EXERCISE DESCRIPTION. Each record below is to be reproduced without any change.

DATA FOR THIS EXERCISE.
--
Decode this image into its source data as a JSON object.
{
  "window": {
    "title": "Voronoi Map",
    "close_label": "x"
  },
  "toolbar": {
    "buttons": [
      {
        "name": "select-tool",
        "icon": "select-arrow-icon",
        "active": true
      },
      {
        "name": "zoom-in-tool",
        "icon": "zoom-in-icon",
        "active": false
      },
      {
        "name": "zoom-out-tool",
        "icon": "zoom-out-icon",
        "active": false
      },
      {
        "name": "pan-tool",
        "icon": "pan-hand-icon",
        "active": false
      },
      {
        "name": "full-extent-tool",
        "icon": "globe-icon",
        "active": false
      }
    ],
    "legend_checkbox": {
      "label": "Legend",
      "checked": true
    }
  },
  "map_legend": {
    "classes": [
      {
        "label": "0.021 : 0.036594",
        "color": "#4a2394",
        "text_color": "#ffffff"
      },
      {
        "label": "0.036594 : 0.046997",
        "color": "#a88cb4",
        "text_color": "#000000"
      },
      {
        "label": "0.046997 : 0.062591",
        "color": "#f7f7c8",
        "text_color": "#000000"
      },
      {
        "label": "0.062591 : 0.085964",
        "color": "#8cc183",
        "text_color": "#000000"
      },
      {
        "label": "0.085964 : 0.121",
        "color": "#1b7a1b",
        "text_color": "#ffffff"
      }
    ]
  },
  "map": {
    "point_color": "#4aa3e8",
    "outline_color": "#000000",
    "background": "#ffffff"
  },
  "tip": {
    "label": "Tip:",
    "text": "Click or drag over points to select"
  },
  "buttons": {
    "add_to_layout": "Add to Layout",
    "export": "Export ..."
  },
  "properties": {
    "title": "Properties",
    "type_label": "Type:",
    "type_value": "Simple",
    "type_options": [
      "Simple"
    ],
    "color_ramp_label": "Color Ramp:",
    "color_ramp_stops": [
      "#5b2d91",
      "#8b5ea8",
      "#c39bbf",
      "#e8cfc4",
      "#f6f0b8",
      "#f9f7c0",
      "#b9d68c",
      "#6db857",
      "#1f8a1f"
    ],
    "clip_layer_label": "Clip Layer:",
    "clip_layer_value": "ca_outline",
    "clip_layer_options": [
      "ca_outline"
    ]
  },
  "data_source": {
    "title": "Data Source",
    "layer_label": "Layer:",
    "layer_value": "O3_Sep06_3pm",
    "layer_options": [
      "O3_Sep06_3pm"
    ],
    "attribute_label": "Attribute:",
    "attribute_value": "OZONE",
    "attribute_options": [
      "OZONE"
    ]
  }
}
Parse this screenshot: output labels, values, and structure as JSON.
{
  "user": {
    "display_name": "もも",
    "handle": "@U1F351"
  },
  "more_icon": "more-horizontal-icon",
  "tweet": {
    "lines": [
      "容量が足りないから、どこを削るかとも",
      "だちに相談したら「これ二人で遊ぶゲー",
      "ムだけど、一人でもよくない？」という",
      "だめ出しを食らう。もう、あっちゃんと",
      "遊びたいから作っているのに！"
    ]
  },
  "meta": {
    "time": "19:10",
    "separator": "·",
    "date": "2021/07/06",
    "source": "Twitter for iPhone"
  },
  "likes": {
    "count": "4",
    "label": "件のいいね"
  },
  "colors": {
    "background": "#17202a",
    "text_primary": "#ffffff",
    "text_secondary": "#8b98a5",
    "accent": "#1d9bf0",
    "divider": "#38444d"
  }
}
--
FINAL RESULT.
Decode this image into its source data as a JSON object.
{
  "window": {
    "title": "Voronoi Map",
    "close_label": "x"
  },
  "toolbar": {
    "buttons": [
      {
        "name": "select-tool",
        "icon": "select-arrow-icon",
        "active": true
      },
      {
        "name": "zoom-in-tool",
        "icon": "zoom-in-icon",
        "active": false
      },
      {
        "name": "zoom-out-tool",
        "icon": "zoom-out-icon",
        "active": false
      },
      {
        "name": "pan-tool",
        "icon": "pan-hand-icon",
        "active": false
      },
      {
        "name": "full-extent-tool",
        "icon": "globe-icon",
        "active": false
      }
    ],
    "legend_checkbox": {
      "label": "Legend",
      "checked": true
    }
  },
  "map_legend": {
    "classes": [
      {
        "label": "0.021 : 0.036594",
        "color": "#4a2394",
        "text_color": "#ffffff"
      },
      {
        "label": "0.036594 : 0.046997",
        "color": "#a88cb4",
        "text_color": "#000000"
      },
      {
        "label": "0.046997 : 0.062591",
        "color": "#f7f7c8",
        "text_color": "#000000"
      },
      {
        "label": "0.062591 : 0.085964",
        "color": "#8cc183",
        "text_color": "#000000"
      },
      {
        "label": "0.085964 : 0.121",
        "color": "#1b7a1b",
        "text_color": "#ffffff"
      }
    ]
  },
  "map": {
    "point_color": "#4aa3e8",
    "outline_color": "#000000",
    "background": "#ffffff"
  },
  "tip": {
    "label": "Tip:",
    "text": "Click or drag over points to select"
  },
  "buttons": {
    "add_to_layout": "Add to Layout",
    "export": "Export ..."
  },
  "properties": {
    "title": "Properties",
    "type_label": "Type:",
    "type_value": "Simple",
    "type_options": [
      "Simple"
    ],
    "color_ramp_label": "Color Ramp:",
    "color_ramp_stops": [
      "#5b2d91",
      "#8b5ea8",
      "#c39bbf",
      "#e8cfc4",
      "#f6f0b8",
      "#f9f7c0",
      "#b9d68c",
      "#6db857",
      "#1f8a1f"
    ],
    "clip_layer_label": "Clip Layer:",
    "clip_layer_value": "ca_outline",
    "clip_layer_options": [
      "ca_outline"
    ]
  },
  "data_source": {
    "title": "Data Source",
    "layer_label": "Layer:",
    "layer_value": "O3_Sep06_3pm",
    "layer_options": [
      "O3_Sep06_3pm"
    ],
    "attribute_label": "Attribute:",
    "attribute_value": "OZONE",
    "attribute_options": [
      "OZONE"
    ]
  }
}
Parse this screenshot: output labels, values, and structure as JSON.
{
  "user": {
    "display_name": "もも",
    "handle": "@U1F351"
  },
  "more_icon": "more-horizontal-icon",
  "tweet": {
    "lines": [
      "容量が足りないから、どこを削るかとも",
      "だちに相談したら「これ二人で遊ぶゲー",
      "ムだけど、一人でもよくない？」という",
      "だめ出しを食らう。もう、あっちゃんと",
      "遊びたいから作っているのに！"
    ]
  },
  "meta": {
    "time": "19:10",
    "separator": "·",
    "date": "2021/07/06",
    "source": "Twitter for iPhone"
  },
  "likes": {
    "count": "4",
    "label": "件のいいね"
  },
  "colors": {
    "background": "#17202a",
    "text_primary": "#ffffff",
    "text_secondary": "#8b98a5",
    "accent": "#1d9bf0",
    "divider": "#38444d"
  }
}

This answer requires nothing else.